- _INSTRUCTIONS FOR THE TASK_
Copy out every record below, word for word.

* * * * * * * * *

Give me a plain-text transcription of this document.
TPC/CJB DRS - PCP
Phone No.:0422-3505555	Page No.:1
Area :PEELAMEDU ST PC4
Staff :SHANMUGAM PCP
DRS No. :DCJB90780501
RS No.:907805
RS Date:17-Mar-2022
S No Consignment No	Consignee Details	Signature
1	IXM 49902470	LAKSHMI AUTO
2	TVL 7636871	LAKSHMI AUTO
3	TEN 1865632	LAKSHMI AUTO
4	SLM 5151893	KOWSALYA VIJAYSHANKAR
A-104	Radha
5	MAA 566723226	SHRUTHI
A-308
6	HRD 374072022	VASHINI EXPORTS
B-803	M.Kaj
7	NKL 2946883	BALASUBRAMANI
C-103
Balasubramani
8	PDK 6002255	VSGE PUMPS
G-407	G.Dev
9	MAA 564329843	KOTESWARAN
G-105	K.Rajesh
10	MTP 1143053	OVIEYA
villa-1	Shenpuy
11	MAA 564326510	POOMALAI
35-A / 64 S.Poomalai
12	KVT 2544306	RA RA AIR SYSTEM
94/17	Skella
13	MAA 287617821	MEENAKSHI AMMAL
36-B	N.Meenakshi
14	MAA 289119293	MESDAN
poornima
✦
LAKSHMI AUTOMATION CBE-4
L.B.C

* * * * * * * * *

- _ANSWER TO THIS PROBLEM_
Give me a plain-text transcription of this document.
TPC/CJB DRS - PCP
Phone No.:0422-3505555	Page No.:1
Area :PEELAMEDU ST PC4
Staff :SHANMUGAM PCP
DRS No. :DCJB90780501
RS No.:907805
RS Date:17-Mar-2022
S No Consignment No	Consignee Details	Signature
1	IXM 49902470	LAKSHMI AUTO
2	TVL 7636871	LAKSHMI AUTO
3	TEN 1865632	LAKSHMI AUTO
4	SLM 5151893	KOWSALYA VIJAYSHANKAR
A-104	Radha
5	MAA 566723226	SHRUTHI
A-308
6	HRD 374072022	VASHINI EXPORTS
B-803	M.Kaj
7	NKL 2946883	BALASUBRAMANI
C-103
Balasubramani
8	PDK 6002255	VSGE PUMPS
G-407	G.Dev
9	MAA 564329843	KOTESWARAN
G-105	K.Rajesh
10	MTP 1143053	OVIEYA
villa-1	Shenpuy
11	MAA 564326510	POOMALAI
35-A / 64 S.Poomalai
12	KVT 2544306	RA RA AIR SYSTEM
94/17	Skella
13	MAA 287617821	MEENAKSHI AMMAL
36-B	N.Meenakshi
14	MAA 289119293	MESDAN
poornima
✦
LAKSHMI AUTOMATION CBE-4
L.B.C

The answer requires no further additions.